• _What is required_
Give only the number of lines below that contain the word "type".

• _Records supplied_
# # # # #
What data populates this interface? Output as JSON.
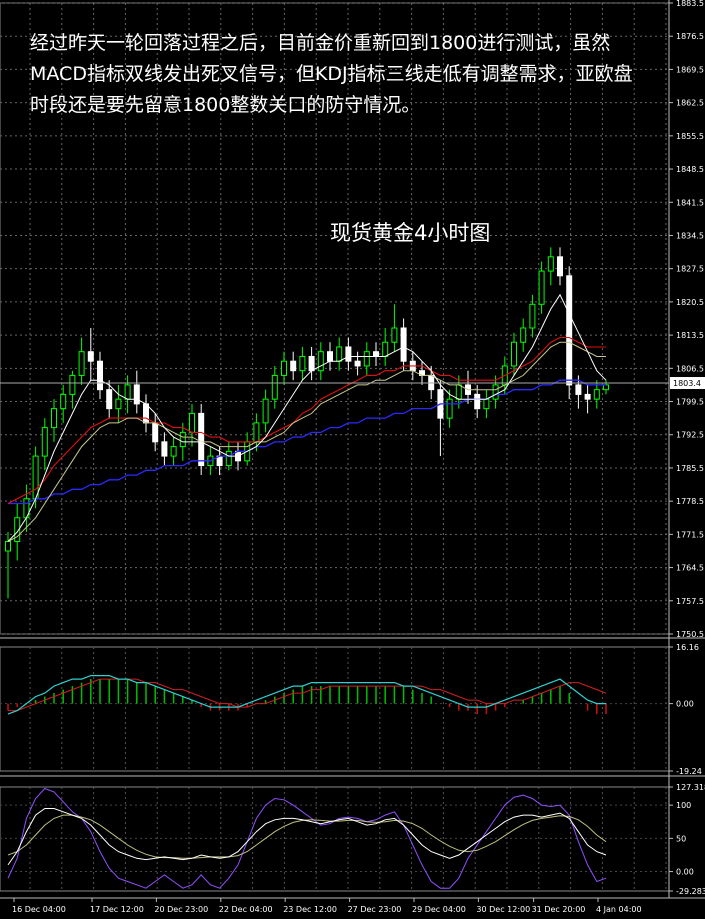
{
  "annotation": {
    "text": "经过昨天一轮回落过程之后，目前金价重新回到1800进行测试，虽然MACD指标双线发出死叉信号，但KDJ指标三线走低有调整需求，亚欧盘时段还是要先留意1800整数关口的防守情况。",
    "subtitle": "现货黄金4小时图"
  },
  "chart_data": [
    {
      "type": "candlestick",
      "title": "现货黄金4小时图",
      "ylim": [
        1750.5,
        1883.5
      ],
      "y_ticks": [
        "1883.5",
        "1876.5",
        "1869.5",
        "1862.5",
        "1855.5",
        "1848.5",
        "1841.5",
        "1834.5",
        "1827.5",
        "1820.5",
        "1813.5",
        "1806.5",
        "1799.5",
        "1792.5",
        "1785.5",
        "1778.5",
        "1771.5",
        "1764.5",
        "1757.5",
        "1750.5"
      ],
      "current_price": "1803.4",
      "x_ticks": [
        "16 Dec 04:00",
        "17 Dec 12:00",
        "20 Dec 23:00",
        "22 Dec 04:00",
        "23 Dec 12:00",
        "27 Dec 23:00",
        "29 Dec 04:00",
        "30 Dec 12:00",
        "31 Dec 20:00",
        "4 Jan 04:00"
      ],
      "candles": [
        [
          1768,
          1770,
          1758,
          1772
        ],
        [
          1770,
          1775,
          1766,
          1778
        ],
        [
          1775,
          1779,
          1772,
          1782
        ],
        [
          1779,
          1788,
          1777,
          1790
        ],
        [
          1788,
          1794,
          1785,
          1796
        ],
        [
          1794,
          1798,
          1791,
          1800
        ],
        [
          1798,
          1801,
          1795,
          1803
        ],
        [
          1801,
          1805,
          1798,
          1806
        ],
        [
          1805,
          1810,
          1803,
          1813
        ],
        [
          1810,
          1808,
          1804,
          1815
        ],
        [
          1808,
          1802,
          1800,
          1810
        ],
        [
          1802,
          1798,
          1796,
          1804
        ],
        [
          1798,
          1800,
          1795,
          1803
        ],
        [
          1800,
          1803,
          1797,
          1805
        ],
        [
          1803,
          1799,
          1797,
          1806
        ],
        [
          1799,
          1795,
          1793,
          1801
        ],
        [
          1795,
          1791,
          1789,
          1797
        ],
        [
          1791,
          1788,
          1786,
          1793
        ],
        [
          1788,
          1790,
          1786,
          1792
        ],
        [
          1790,
          1793,
          1787,
          1795
        ],
        [
          1793,
          1797,
          1790,
          1799
        ],
        [
          1797,
          1786,
          1784,
          1799
        ],
        [
          1786,
          1788,
          1784,
          1790
        ],
        [
          1788,
          1786,
          1784,
          1790
        ],
        [
          1786,
          1789,
          1785,
          1791
        ],
        [
          1789,
          1787,
          1785,
          1791
        ],
        [
          1787,
          1791,
          1786,
          1793
        ],
        [
          1791,
          1795,
          1789,
          1797
        ],
        [
          1795,
          1800,
          1793,
          1802
        ],
        [
          1800,
          1805,
          1798,
          1807
        ],
        [
          1805,
          1808,
          1803,
          1810
        ],
        [
          1808,
          1806,
          1804,
          1810
        ],
        [
          1806,
          1809,
          1804,
          1811
        ],
        [
          1809,
          1806,
          1804,
          1811
        ],
        [
          1806,
          1810,
          1804,
          1812
        ],
        [
          1810,
          1808,
          1806,
          1812
        ],
        [
          1808,
          1811,
          1806,
          1813
        ],
        [
          1811,
          1808,
          1806,
          1813
        ],
        [
          1808,
          1807,
          1805,
          1810
        ],
        [
          1807,
          1810,
          1805,
          1812
        ],
        [
          1810,
          1809,
          1807,
          1812
        ],
        [
          1809,
          1812,
          1807,
          1815
        ],
        [
          1812,
          1815,
          1810,
          1820
        ],
        [
          1815,
          1808,
          1806,
          1817
        ],
        [
          1808,
          1806,
          1804,
          1810
        ],
        [
          1806,
          1805,
          1803,
          1808
        ],
        [
          1805,
          1802,
          1800,
          1807
        ],
        [
          1802,
          1796,
          1788,
          1804
        ],
        [
          1796,
          1800,
          1794,
          1802
        ],
        [
          1800,
          1803,
          1798,
          1805
        ],
        [
          1803,
          1801,
          1799,
          1806
        ],
        [
          1801,
          1798,
          1796,
          1803
        ],
        [
          1798,
          1800,
          1796,
          1802
        ],
        [
          1800,
          1803,
          1798,
          1805
        ],
        [
          1803,
          1807,
          1801,
          1809
        ],
        [
          1807,
          1812,
          1805,
          1814
        ],
        [
          1812,
          1815,
          1810,
          1817
        ],
        [
          1815,
          1820,
          1813,
          1822
        ],
        [
          1820,
          1827,
          1818,
          1829
        ],
        [
          1827,
          1830,
          1824,
          1832
        ],
        [
          1830,
          1826,
          1824,
          1832
        ],
        [
          1826,
          1803,
          1800,
          1828
        ],
        [
          1803,
          1801,
          1798,
          1805
        ],
        [
          1801,
          1800,
          1797,
          1803
        ],
        [
          1800,
          1802,
          1798,
          1804
        ],
        [
          1802,
          1803,
          1801,
          1804
        ]
      ],
      "ma_fast": [
        1770,
        1772,
        1775,
        1779,
        1784,
        1789,
        1793,
        1797,
        1801,
        1804,
        1804,
        1803,
        1801,
        1800,
        1800,
        1799,
        1797,
        1794,
        1792,
        1791,
        1791,
        1791,
        1790,
        1789,
        1788,
        1788,
        1789,
        1790,
        1792,
        1795,
        1798,
        1801,
        1804,
        1806,
        1807,
        1808,
        1808,
        1809,
        1809,
        1809,
        1809,
        1809,
        1810,
        1811,
        1810,
        1808,
        1806,
        1803,
        1801,
        1800,
        1800,
        1800,
        1800,
        1801,
        1802,
        1805,
        1808,
        1811,
        1815,
        1819,
        1822,
        1818,
        1814,
        1810,
        1806,
        1804
      ],
      "ma_mid": [
        1778,
        1779,
        1780,
        1781,
        1783,
        1786,
        1788,
        1790,
        1792,
        1794,
        1795,
        1796,
        1796,
        1796,
        1796,
        1796,
        1795,
        1795,
        1794,
        1794,
        1793,
        1793,
        1792,
        1792,
        1791,
        1791,
        1791,
        1791,
        1792,
        1793,
        1794,
        1795,
        1797,
        1798,
        1800,
        1801,
        1802,
        1803,
        1804,
        1805,
        1805,
        1806,
        1806,
        1807,
        1807,
        1807,
        1806,
        1805,
        1805,
        1804,
        1804,
        1804,
        1804,
        1804,
        1805,
        1806,
        1807,
        1808,
        1810,
        1812,
        1813,
        1813,
        1812,
        1811,
        1811,
        1811
      ],
      "ma_slow": [
        1778,
        1778,
        1778,
        1779,
        1779,
        1780,
        1780,
        1781,
        1781,
        1782,
        1782,
        1783,
        1783,
        1784,
        1784,
        1785,
        1785,
        1786,
        1786,
        1786,
        1787,
        1787,
        1787,
        1788,
        1788,
        1789,
        1789,
        1790,
        1790,
        1791,
        1791,
        1792,
        1792,
        1793,
        1793,
        1794,
        1794,
        1795,
        1795,
        1796,
        1796,
        1796,
        1797,
        1797,
        1798,
        1798,
        1798,
        1799,
        1799,
        1799,
        1800,
        1800,
        1800,
        1801,
        1801,
        1802,
        1802,
        1802,
        1803,
        1803,
        1804,
        1804,
        1804,
        1803,
        1803,
        1803
      ],
      "ma_extra": [
        1770,
        1771,
        1773,
        1775,
        1778,
        1781,
        1784,
        1787,
        1790,
        1792,
        1794,
        1795,
        1795,
        1796,
        1796,
        1795,
        1795,
        1794,
        1793,
        1792,
        1792,
        1791,
        1791,
        1790,
        1790,
        1790,
        1790,
        1791,
        1791,
        1792,
        1793,
        1795,
        1796,
        1797,
        1799,
        1800,
        1801,
        1802,
        1803,
        1803,
        1804,
        1804,
        1805,
        1806,
        1806,
        1805,
        1805,
        1804,
        1803,
        1803,
        1802,
        1802,
        1802,
        1802,
        1803,
        1804,
        1805,
        1807,
        1809,
        1811,
        1812,
        1812,
        1811,
        1810,
        1809,
        1809
      ]
    },
    {
      "type": "macd",
      "ylim": [
        -19.24,
        16.16
      ],
      "y_ticks": [
        "16.16",
        "0.00",
        "-19.24"
      ],
      "histogram": [
        -2,
        -1,
        0,
        1,
        2,
        3,
        4,
        5,
        6,
        7,
        7,
        7,
        7,
        7,
        6,
        6,
        5,
        4,
        3,
        2,
        1,
        -1,
        -2,
        -2,
        -2,
        -2,
        -1,
        0,
        1,
        2,
        3,
        4,
        5,
        5,
        5,
        5,
        5,
        5,
        5,
        5,
        5,
        5,
        5,
        5,
        4,
        3,
        2,
        0,
        -1,
        -2,
        -2,
        -3,
        -3,
        -2,
        -1,
        0,
        1,
        2,
        3,
        4,
        5,
        3,
        0,
        -2,
        -3,
        -3
      ],
      "macd": [
        -3,
        -2,
        0,
        2,
        3,
        5,
        6,
        7,
        7,
        8,
        8,
        8,
        7,
        7,
        6,
        6,
        5,
        4,
        3,
        2,
        1,
        0,
        -1,
        -1,
        -1,
        -1,
        0,
        1,
        2,
        3,
        4,
        5,
        5,
        6,
        6,
        6,
        6,
        6,
        6,
        6,
        6,
        6,
        6,
        5,
        5,
        4,
        3,
        2,
        1,
        0,
        -1,
        -1,
        -1,
        0,
        1,
        2,
        3,
        4,
        5,
        6,
        7,
        5,
        3,
        1,
        0,
        0
      ],
      "signal": [
        -2,
        -2,
        -1,
        0,
        1,
        2,
        3,
        4,
        5,
        6,
        7,
        7,
        7,
        7,
        7,
        6,
        6,
        5,
        4,
        4,
        3,
        2,
        1,
        0,
        0,
        -1,
        -1,
        0,
        0,
        1,
        2,
        3,
        3,
        4,
        4,
        5,
        5,
        5,
        5,
        5,
        5,
        5,
        5,
        5,
        5,
        5,
        4,
        4,
        3,
        2,
        1,
        1,
        0,
        0,
        0,
        1,
        1,
        2,
        3,
        4,
        5,
        6,
        6,
        5,
        4,
        3
      ]
    },
    {
      "type": "kdj",
      "ylim": [
        -29.283,
        127.318
      ],
      "y_ticks": [
        "127.318",
        "100",
        "50",
        "0.00",
        "-29.283"
      ],
      "k": [
        10,
        30,
        60,
        85,
        95,
        95,
        90,
        85,
        80,
        70,
        55,
        40,
        30,
        25,
        20,
        18,
        20,
        22,
        20,
        18,
        20,
        25,
        22,
        20,
        22,
        30,
        45,
        60,
        72,
        78,
        80,
        80,
        78,
        75,
        72,
        75,
        78,
        80,
        75,
        70,
        72,
        78,
        80,
        70,
        55,
        40,
        30,
        25,
        20,
        25,
        35,
        45,
        55,
        65,
        75,
        82,
        85,
        85,
        82,
        85,
        88,
        80,
        60,
        40,
        30,
        25
      ],
      "d": [
        25,
        30,
        40,
        55,
        70,
        80,
        85,
        85,
        82,
        78,
        70,
        60,
        50,
        40,
        32,
        26,
        22,
        21,
        21,
        20,
        20,
        21,
        22,
        22,
        22,
        24,
        30,
        40,
        50,
        60,
        68,
        74,
        77,
        78,
        77,
        76,
        76,
        77,
        77,
        75,
        74,
        75,
        77,
        76,
        72,
        65,
        55,
        46,
        38,
        32,
        30,
        32,
        38,
        45,
        54,
        63,
        71,
        77,
        80,
        82,
        84,
        83,
        78,
        68,
        55,
        45
      ],
      "j": [
        -10,
        20,
        80,
        110,
        125,
        120,
        105,
        90,
        80,
        60,
        30,
        5,
        -10,
        -15,
        -20,
        -25,
        -15,
        -5,
        -15,
        -25,
        -20,
        -5,
        -20,
        -25,
        -10,
        10,
        45,
        80,
        100,
        110,
        108,
        100,
        90,
        80,
        70,
        72,
        80,
        82,
        80,
        75,
        78,
        85,
        90,
        70,
        40,
        10,
        -15,
        -25,
        -25,
        -10,
        20,
        40,
        60,
        80,
        100,
        112,
        115,
        110,
        100,
        98,
        100,
        85,
        45,
        10,
        -15,
        -10
      ]
    }
  ]
}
# # # # #
• _Worked solution_
3